[Set problem]
From the entries that follow, extract each line holding the string "Phật".

[Rows from a dataset]
::::::::::

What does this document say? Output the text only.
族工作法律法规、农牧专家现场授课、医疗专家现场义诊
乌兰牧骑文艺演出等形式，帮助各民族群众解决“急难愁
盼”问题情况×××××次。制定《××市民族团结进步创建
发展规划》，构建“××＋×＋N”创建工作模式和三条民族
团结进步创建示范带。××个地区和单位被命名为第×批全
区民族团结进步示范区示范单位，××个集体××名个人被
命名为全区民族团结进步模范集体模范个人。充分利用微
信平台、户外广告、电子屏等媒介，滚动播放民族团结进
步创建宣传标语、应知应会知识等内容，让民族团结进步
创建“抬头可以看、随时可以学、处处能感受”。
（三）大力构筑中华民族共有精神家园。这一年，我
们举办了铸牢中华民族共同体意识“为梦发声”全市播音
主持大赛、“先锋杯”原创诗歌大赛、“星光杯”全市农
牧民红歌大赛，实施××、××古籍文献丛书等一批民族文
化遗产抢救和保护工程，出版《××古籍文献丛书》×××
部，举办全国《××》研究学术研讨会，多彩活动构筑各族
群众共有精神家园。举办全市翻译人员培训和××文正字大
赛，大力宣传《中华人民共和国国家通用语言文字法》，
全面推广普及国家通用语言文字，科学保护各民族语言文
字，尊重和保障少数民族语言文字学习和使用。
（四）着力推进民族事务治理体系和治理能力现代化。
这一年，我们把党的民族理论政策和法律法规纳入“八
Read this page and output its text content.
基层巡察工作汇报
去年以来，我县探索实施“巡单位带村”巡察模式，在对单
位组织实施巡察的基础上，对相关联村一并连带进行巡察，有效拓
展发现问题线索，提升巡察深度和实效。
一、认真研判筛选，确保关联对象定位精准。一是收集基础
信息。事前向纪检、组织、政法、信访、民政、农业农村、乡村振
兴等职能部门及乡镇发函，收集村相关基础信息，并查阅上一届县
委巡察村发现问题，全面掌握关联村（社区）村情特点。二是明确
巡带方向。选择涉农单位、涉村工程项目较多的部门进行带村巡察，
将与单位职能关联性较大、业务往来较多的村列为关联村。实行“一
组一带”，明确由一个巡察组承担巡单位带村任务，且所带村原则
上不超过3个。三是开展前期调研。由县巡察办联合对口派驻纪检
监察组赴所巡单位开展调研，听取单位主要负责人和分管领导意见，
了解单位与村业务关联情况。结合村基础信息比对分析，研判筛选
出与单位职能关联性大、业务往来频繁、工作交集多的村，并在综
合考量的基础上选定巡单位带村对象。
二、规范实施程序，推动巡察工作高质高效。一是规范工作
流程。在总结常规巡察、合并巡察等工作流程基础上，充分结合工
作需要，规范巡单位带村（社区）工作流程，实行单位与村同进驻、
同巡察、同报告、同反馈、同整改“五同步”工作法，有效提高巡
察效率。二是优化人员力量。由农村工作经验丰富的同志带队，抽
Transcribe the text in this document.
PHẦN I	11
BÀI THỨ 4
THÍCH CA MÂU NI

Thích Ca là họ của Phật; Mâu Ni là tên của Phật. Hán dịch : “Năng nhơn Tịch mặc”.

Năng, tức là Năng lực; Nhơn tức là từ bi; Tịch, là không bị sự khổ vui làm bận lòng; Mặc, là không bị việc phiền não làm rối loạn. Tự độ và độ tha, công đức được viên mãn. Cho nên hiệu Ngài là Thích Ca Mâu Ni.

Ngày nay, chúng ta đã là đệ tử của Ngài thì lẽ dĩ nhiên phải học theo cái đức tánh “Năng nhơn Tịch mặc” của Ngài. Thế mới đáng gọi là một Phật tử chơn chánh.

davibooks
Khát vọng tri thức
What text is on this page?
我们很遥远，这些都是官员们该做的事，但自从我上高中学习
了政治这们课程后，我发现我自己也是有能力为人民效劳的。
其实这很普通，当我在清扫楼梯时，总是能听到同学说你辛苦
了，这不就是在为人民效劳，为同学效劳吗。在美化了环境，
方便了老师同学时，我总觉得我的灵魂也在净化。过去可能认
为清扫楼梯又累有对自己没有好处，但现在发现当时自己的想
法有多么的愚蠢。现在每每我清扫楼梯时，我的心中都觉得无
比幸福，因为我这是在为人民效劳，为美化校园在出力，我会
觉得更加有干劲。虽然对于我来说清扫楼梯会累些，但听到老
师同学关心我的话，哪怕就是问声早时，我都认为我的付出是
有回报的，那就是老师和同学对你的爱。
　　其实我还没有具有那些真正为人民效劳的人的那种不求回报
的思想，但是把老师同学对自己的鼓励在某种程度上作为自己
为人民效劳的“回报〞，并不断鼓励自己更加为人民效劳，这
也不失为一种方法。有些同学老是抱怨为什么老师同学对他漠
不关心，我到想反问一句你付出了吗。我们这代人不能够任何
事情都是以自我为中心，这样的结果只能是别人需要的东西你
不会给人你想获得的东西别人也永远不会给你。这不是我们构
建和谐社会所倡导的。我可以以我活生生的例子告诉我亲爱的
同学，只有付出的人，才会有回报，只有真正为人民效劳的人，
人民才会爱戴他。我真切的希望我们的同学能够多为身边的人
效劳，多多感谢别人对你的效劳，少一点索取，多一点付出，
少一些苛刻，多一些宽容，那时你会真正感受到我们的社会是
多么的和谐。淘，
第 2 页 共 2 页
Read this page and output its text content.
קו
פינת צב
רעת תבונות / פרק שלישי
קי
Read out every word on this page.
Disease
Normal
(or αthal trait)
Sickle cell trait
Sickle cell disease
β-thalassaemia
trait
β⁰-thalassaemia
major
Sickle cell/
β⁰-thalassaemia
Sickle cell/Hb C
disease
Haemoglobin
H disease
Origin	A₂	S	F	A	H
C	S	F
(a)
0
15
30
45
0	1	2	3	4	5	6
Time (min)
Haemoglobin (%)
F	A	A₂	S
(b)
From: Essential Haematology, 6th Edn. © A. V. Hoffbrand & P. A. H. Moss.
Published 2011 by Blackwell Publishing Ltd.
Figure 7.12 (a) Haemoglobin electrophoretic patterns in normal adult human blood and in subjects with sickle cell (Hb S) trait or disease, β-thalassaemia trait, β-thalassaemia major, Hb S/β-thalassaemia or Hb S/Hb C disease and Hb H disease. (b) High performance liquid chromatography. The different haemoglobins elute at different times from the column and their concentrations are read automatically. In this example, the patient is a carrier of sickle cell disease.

::::::::::

[Response]
Thích Ca là họ của Phật; Mâu Ni là tên của Phật. Hán dịch : “Năng nhơn Tịch mặc”.
Ngày nay, chúng ta đã là đệ tử của Ngài thì lẽ dĩ nhiên phải học theo cái đức tánh “Năng nhơn Tịch mặc” của Ngài. Thế mới đáng gọi là một Phật tử chơn chánh.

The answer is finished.